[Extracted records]
◇ ◇ ◇ ◇ ◇

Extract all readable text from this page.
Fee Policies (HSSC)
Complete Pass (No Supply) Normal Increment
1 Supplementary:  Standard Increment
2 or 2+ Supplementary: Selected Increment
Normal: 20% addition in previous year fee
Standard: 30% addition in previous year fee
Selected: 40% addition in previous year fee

◇ ◇ ◇ ◇ ◇

EXERCISE BRIEF:
Each line of the material should be echoed exactly.

PROBLEM SOLUTION:
Extract all readable text from this page.
Fee Policies (HSSC)
Complete Pass (No Supply) Normal Increment
1 Supplementary:  Standard Increment
2 or 2+ Supplementary: Selected Increment
Normal: 20% addition in previous year fee
Standard: 30% addition in previous year fee
Selected: 40% addition in previous year fee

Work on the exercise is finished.